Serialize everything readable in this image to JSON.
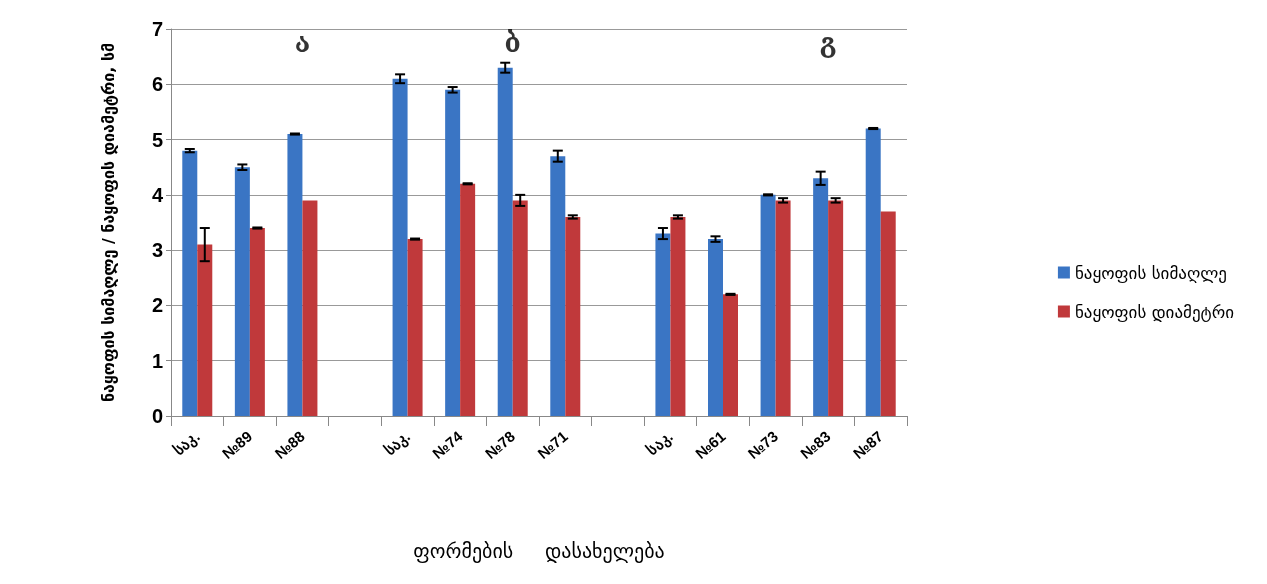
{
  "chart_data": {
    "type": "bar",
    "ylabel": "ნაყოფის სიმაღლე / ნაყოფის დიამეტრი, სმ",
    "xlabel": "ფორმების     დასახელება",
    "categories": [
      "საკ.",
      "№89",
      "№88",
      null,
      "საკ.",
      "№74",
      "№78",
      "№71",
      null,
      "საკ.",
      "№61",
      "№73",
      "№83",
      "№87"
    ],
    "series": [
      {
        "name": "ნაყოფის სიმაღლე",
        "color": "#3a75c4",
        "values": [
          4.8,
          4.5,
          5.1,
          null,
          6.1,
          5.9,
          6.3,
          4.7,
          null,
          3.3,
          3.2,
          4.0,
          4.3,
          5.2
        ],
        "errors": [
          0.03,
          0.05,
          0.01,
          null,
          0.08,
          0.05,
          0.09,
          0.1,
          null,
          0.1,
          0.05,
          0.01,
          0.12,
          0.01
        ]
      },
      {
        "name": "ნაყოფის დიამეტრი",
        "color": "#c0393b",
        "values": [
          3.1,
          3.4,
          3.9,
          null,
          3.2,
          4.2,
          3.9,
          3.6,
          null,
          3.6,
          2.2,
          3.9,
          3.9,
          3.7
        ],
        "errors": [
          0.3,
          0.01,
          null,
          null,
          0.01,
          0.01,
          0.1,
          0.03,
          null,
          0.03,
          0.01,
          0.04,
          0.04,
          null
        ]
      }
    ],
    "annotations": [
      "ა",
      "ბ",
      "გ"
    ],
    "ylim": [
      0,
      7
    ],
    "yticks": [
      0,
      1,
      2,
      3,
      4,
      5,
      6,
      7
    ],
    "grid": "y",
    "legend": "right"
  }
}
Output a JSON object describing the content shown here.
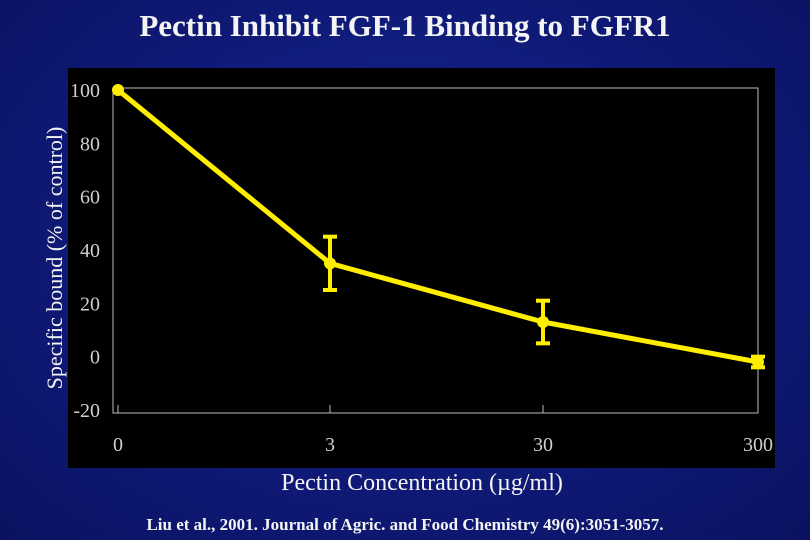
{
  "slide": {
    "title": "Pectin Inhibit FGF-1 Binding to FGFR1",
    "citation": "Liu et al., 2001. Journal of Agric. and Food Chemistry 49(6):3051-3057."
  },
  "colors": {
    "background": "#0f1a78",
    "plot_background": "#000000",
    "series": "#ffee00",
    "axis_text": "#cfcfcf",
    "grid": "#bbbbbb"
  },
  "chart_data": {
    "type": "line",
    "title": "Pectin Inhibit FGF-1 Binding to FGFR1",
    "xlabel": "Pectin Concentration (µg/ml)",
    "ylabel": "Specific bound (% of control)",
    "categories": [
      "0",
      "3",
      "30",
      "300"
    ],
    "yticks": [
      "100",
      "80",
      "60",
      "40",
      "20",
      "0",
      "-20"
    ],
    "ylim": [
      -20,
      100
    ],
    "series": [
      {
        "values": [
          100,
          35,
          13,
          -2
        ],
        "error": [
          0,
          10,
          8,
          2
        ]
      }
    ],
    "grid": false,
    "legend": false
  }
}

■ **INSTRUCTION**
Output the material word for word, omitting its pictures.

■ **OUTPUT FOR THIS TASK**
Serialize everything readable in this image to JSON.
{
  "chart_data": {
    "type": "bar",
    "ylabel": "ნაყოფის სიმაღლე / ნაყოფის დიამეტრი, სმ",
    "xlabel": "ფორმების     დასახელება",
    "categories": [
      "საკ.",
      "№89",
      "№88",
      null,
      "საკ.",
      "№74",
      "№78",
      "№71",
      null,
      "საკ.",
      "№61",
      "№73",
      "№83",
      "№87"
    ],
    "series": [
      {
        "name": "ნაყოფის სიმაღლე",
        "color": "#3a75c4",
        "values": [
          4.8,
          4.5,
          5.1,
          null,
          6.1,
          5.9,
          6.3,
          4.7,
          null,
          3.3,
          3.2,
          4.0,
          4.3,
          5.2
        ],
        "errors": [
          0.03,
          0.05,
          0.01,
          null,
          0.08,
          0.05,
          0.09,
          0.1,
          null,
          0.1,
          0.05,
          0.01,
          0.12,
          0.01
        ]
      },
      {
        "name": "ნაყოფის დიამეტრი",
        "color": "#c0393b",
        "values": [
          3.1,
          3.4,
          3.9,
          null,
          3.2,
          4.2,
          3.9,
          3.6,
          null,
          3.6,
          2.2,
          3.9,
          3.9,
          3.7
        ],
        "errors": [
          0.3,
          0.01,
          null,
          null,
          0.01,
          0.01,
          0.1,
          0.03,
          null,
          0.03,
          0.01,
          0.04,
          0.04,
          null
        ]
      }
    ],
    "annotations": [
      "ა",
      "ბ",
      "გ"
    ],
    "ylim": [
      0,
      7
    ],
    "yticks": [
      0,
      1,
      2,
      3,
      4,
      5,
      6,
      7
    ],
    "grid": "y",
    "legend": "right"
  }
}
Output a JSON object describing the content shown here.
{
  "slide": {
    "title": "Pectin Inhibit FGF-1 Binding to FGFR1",
    "citation": "Liu et al., 2001. Journal of Agric. and Food Chemistry 49(6):3051-3057."
  },
  "colors": {
    "background": "#0f1a78",
    "plot_background": "#000000",
    "series": "#ffee00",
    "axis_text": "#cfcfcf",
    "grid": "#bbbbbb"
  },
  "chart_data": {
    "type": "line",
    "title": "Pectin Inhibit FGF-1 Binding to FGFR1",
    "xlabel": "Pectin Concentration (µg/ml)",
    "ylabel": "Specific bound (% of control)",
    "categories": [
      "0",
      "3",
      "30",
      "300"
    ],
    "yticks": [
      "100",
      "80",
      "60",
      "40",
      "20",
      "0",
      "-20"
    ],
    "ylim": [
      -20,
      100
    ],
    "series": [
      {
        "values": [
          100,
          35,
          13,
          -2
        ],
        "error": [
          0,
          10,
          8,
          2
        ]
      }
    ],
    "grid": false,
    "legend": false
  }
}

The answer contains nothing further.